# [DO THIS]
Give the number of lines that include the word "name", nothing more.

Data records
++++++++

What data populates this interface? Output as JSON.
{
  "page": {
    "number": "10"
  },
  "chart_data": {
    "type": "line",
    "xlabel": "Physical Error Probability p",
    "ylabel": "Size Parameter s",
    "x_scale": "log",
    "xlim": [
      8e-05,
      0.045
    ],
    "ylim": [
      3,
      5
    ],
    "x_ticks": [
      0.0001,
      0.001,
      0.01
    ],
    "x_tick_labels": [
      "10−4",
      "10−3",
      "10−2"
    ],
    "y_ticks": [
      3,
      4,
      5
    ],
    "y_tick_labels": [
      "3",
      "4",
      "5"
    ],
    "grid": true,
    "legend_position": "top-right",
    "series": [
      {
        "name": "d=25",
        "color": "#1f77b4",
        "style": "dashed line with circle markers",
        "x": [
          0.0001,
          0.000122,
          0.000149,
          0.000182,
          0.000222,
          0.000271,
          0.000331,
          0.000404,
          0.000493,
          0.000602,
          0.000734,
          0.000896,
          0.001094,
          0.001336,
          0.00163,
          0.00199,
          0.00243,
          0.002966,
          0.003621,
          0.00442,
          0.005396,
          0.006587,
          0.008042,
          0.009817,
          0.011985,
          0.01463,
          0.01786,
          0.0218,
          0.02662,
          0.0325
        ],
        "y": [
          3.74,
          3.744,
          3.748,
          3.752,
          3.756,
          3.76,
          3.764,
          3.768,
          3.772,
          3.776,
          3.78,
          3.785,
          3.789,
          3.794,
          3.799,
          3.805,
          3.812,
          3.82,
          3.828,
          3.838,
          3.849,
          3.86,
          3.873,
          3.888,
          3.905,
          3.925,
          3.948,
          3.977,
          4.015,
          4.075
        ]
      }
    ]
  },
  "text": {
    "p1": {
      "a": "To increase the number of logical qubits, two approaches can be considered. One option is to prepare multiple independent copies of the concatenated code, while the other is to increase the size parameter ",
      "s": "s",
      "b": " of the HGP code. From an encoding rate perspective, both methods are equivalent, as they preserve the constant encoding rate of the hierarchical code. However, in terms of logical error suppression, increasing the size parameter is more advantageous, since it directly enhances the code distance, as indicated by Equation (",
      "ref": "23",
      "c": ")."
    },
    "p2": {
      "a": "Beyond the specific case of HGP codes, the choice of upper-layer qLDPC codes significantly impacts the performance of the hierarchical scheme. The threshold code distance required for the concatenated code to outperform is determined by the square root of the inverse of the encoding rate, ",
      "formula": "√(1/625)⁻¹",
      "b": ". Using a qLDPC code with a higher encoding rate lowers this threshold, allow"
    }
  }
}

++++++++

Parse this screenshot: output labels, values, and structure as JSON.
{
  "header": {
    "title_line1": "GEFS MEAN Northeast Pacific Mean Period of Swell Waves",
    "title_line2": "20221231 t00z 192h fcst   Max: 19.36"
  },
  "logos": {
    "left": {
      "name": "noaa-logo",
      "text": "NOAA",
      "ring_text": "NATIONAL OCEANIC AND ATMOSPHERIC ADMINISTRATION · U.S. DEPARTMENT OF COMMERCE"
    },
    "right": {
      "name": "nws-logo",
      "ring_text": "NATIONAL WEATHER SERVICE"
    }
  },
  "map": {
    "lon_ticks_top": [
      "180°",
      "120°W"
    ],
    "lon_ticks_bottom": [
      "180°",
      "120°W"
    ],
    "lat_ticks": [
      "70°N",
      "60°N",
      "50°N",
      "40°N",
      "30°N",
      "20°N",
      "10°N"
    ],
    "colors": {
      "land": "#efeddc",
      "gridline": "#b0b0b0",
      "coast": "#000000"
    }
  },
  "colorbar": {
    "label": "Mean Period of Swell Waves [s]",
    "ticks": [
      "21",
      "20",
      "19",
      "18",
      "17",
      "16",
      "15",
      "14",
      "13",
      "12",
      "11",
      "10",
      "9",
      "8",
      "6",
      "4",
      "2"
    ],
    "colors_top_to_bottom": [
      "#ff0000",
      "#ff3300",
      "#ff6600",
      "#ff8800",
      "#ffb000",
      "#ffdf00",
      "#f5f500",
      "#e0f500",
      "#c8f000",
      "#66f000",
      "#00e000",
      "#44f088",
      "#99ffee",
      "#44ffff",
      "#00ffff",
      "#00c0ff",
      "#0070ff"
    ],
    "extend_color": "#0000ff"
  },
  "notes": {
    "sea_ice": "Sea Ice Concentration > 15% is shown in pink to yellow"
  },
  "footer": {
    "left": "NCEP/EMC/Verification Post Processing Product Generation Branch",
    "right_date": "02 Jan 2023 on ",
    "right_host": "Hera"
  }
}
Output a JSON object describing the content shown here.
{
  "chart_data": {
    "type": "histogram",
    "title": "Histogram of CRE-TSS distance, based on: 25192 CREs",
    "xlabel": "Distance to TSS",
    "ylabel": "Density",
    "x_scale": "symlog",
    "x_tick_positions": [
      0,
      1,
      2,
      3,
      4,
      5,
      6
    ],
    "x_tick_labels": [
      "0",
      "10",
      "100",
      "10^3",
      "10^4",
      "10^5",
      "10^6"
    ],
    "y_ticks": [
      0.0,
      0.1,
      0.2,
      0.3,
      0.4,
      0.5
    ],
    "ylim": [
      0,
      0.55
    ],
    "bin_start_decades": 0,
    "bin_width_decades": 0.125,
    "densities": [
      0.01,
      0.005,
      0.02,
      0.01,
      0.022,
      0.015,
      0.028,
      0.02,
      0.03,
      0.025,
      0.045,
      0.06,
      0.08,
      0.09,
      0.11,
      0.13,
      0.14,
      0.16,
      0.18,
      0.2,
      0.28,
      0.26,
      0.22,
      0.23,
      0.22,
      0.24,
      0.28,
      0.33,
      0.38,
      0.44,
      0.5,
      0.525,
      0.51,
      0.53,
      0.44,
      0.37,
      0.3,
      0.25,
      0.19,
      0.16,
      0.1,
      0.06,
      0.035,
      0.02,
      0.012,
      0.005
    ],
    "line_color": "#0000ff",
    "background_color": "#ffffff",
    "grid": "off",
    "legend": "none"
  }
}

++++++++

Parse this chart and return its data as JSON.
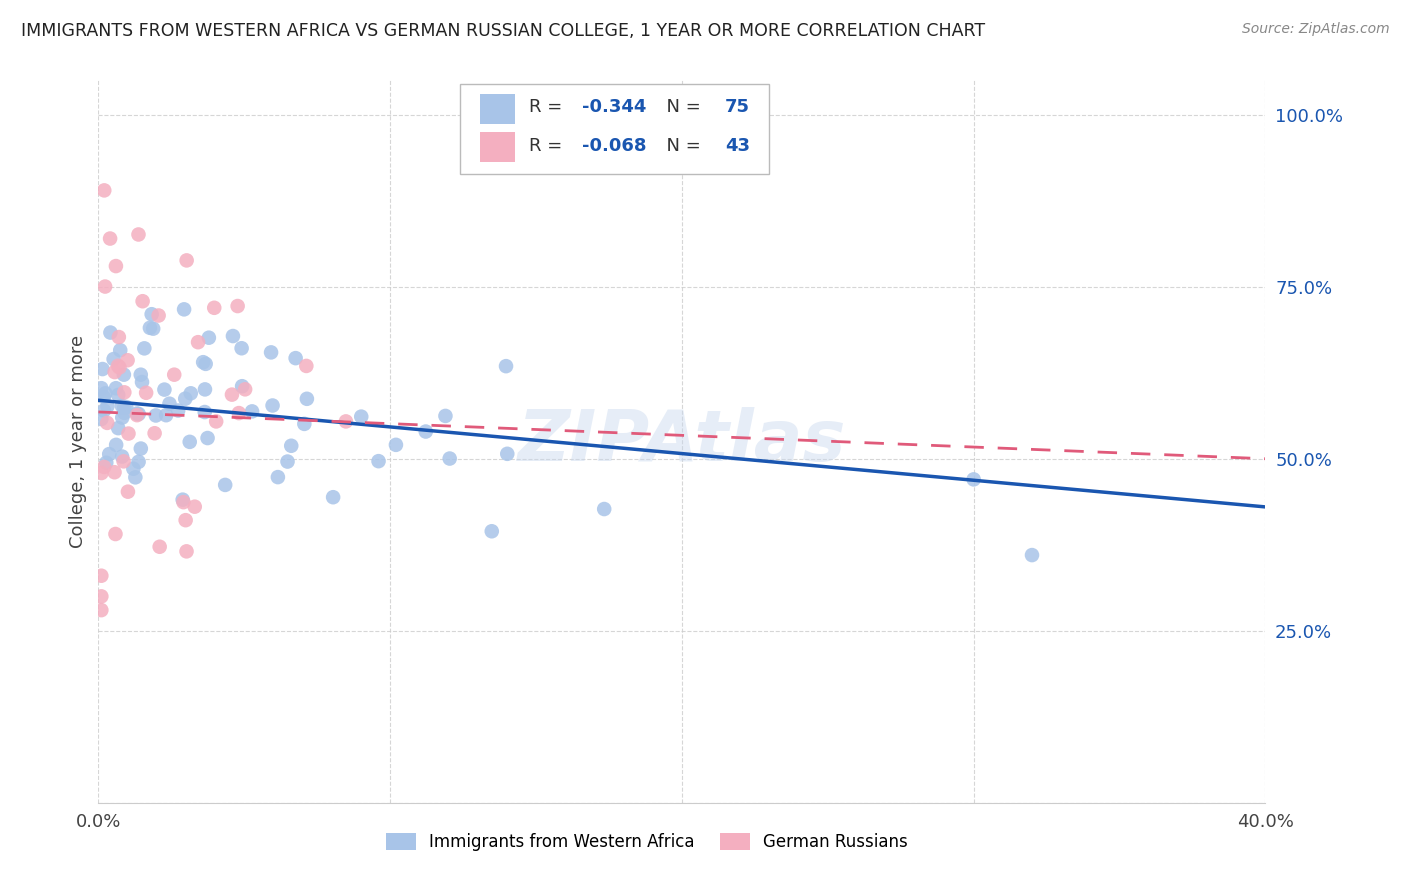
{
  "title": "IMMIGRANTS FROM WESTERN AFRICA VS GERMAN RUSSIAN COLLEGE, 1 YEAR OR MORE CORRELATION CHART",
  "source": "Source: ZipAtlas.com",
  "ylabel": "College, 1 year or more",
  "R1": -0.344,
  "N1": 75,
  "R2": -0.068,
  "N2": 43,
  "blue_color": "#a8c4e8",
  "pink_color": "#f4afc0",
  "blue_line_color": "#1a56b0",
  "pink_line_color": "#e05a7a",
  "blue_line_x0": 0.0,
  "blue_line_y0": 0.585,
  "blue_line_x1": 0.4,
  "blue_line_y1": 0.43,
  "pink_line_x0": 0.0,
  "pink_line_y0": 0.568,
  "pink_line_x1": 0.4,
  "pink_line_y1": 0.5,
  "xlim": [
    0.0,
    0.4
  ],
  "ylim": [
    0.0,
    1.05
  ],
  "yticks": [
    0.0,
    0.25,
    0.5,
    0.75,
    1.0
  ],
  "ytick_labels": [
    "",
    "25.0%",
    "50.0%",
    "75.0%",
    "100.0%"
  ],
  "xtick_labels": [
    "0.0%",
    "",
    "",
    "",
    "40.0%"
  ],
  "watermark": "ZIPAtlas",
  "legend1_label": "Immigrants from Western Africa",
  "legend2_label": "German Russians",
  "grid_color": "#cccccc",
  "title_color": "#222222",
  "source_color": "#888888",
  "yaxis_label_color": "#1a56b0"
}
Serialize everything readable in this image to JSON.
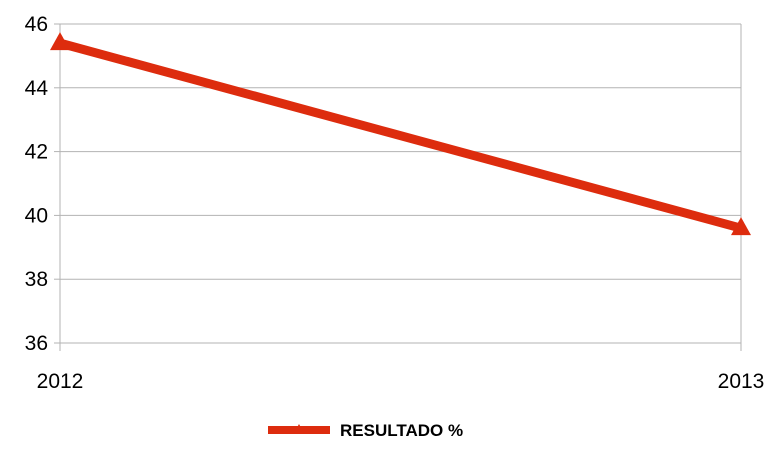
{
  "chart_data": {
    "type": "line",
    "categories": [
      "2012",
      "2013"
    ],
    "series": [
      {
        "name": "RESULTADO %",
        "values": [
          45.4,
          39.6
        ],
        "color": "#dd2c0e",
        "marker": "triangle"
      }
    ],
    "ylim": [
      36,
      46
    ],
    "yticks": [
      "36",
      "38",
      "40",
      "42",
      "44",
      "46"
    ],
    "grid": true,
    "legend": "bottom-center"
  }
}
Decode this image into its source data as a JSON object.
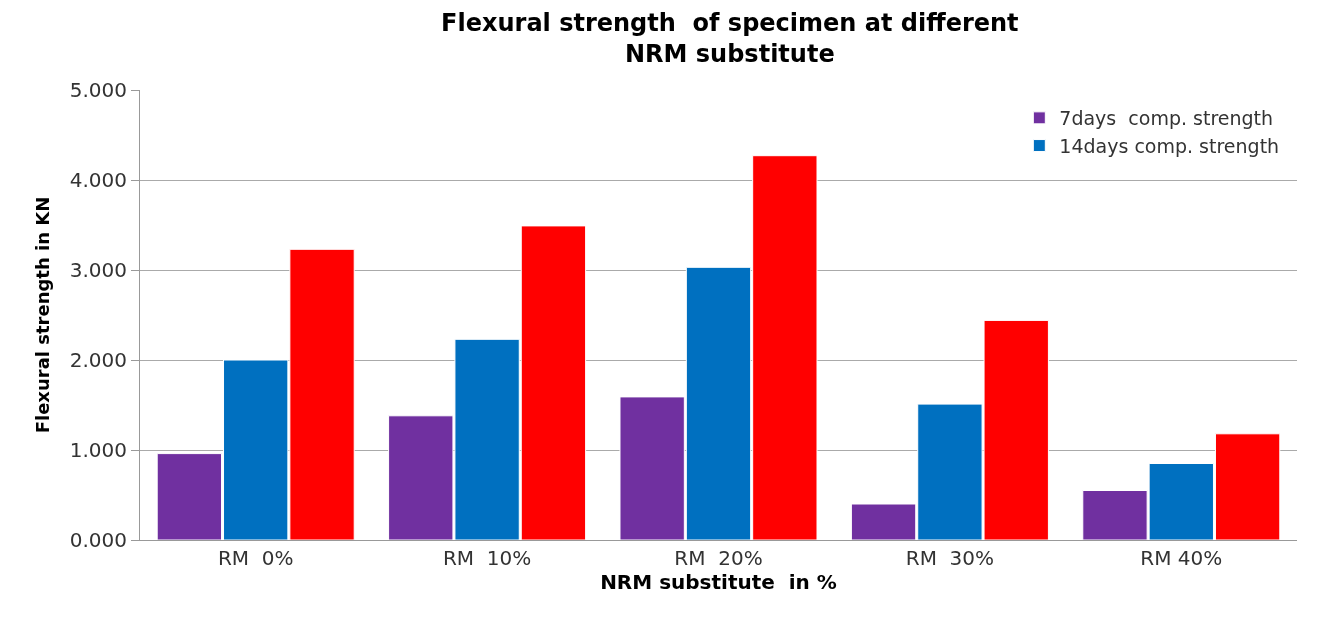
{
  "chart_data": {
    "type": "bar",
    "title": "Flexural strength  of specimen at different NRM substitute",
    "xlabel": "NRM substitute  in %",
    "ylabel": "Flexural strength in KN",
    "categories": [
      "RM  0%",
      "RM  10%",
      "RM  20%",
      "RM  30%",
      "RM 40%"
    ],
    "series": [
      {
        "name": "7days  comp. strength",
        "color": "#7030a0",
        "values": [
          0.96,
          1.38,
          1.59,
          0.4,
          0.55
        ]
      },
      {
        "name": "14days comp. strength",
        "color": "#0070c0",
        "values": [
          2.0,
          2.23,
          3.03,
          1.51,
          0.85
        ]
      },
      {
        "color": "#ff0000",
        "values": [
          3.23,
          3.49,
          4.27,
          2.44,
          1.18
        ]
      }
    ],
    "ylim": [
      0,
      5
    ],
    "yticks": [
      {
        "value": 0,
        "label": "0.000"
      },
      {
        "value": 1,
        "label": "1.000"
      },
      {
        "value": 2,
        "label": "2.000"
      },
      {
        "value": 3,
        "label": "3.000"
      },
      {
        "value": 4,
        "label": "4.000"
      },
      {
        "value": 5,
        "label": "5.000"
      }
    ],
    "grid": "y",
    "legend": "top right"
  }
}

++++++++

# [RESPONSE TO THE TASK]
6